» Task requirements
For every line in the data below that contains "الله", copy the line.

» Records
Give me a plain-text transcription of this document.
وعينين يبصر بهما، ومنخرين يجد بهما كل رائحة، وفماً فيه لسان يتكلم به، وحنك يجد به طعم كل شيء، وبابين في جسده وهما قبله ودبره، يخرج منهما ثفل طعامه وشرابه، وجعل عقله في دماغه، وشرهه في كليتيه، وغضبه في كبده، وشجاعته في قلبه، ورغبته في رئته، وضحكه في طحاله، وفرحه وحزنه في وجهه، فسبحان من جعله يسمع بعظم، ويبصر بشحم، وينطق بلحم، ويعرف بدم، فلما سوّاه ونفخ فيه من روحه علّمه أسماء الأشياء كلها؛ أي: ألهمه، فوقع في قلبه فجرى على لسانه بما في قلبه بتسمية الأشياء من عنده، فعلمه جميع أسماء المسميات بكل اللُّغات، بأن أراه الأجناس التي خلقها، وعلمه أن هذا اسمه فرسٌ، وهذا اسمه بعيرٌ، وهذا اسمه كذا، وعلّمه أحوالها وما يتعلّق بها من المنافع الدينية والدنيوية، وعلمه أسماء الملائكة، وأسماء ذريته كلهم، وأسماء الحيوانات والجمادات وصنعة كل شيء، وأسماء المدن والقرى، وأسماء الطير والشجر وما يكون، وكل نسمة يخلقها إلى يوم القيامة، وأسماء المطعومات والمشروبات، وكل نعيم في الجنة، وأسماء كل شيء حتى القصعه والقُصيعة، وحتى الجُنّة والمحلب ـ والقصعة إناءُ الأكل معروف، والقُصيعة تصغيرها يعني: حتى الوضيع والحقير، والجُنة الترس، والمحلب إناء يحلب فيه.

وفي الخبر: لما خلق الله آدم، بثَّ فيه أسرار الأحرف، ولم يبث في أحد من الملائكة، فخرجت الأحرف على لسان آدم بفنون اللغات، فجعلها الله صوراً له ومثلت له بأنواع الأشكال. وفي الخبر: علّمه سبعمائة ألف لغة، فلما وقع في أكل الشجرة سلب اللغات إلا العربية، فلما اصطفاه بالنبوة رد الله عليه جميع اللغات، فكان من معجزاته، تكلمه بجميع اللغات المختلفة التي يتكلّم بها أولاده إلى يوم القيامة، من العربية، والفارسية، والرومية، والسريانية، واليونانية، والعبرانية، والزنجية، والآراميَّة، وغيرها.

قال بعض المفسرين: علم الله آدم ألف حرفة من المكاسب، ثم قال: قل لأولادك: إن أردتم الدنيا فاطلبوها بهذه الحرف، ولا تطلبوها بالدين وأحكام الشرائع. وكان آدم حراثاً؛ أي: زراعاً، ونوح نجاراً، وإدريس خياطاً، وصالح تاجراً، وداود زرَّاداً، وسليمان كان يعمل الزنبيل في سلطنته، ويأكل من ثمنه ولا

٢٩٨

» In response
وفي الخبر: لما خلق الله آدم، بثَّ فيه أسرار الأحرف، ولم يبث في أحد من الملائكة، فخرجت الأحرف على لسان آدم بفنون اللغات، فجعلها الله صوراً له ومثلت له بأنواع الأشكال. وفي الخبر: علّمه سبعمائة ألف لغة، فلما وقع في أكل الشجرة سلب اللغات إلا العربية، فلما اصطفاه بالنبوة رد الله عليه جميع اللغات، فكان من معجزاته، تكلمه بجميع اللغات المختلفة التي يتكلّم بها أولاده إلى يوم القيامة، من العربية، والفارسية، والرومية، والسريانية، واليونانية، والعبرانية، والزنجية، والآراميَّة، وغيرها.
قال بعض المفسرين: علم الله آدم ألف حرفة من المكاسب، ثم قال: قل لأولادك: إن أردتم الدنيا فاطلبوها بهذه الحرف، ولا تطلبوها بالدين وأحكام الشرائع. وكان آدم حراثاً؛ أي: زراعاً، ونوح نجاراً، وإدريس خياطاً، وصالح تاجراً، وداود زرَّاداً، وسليمان كان يعمل الزنبيل في سلطنته، ويأكل من ثمنه ولا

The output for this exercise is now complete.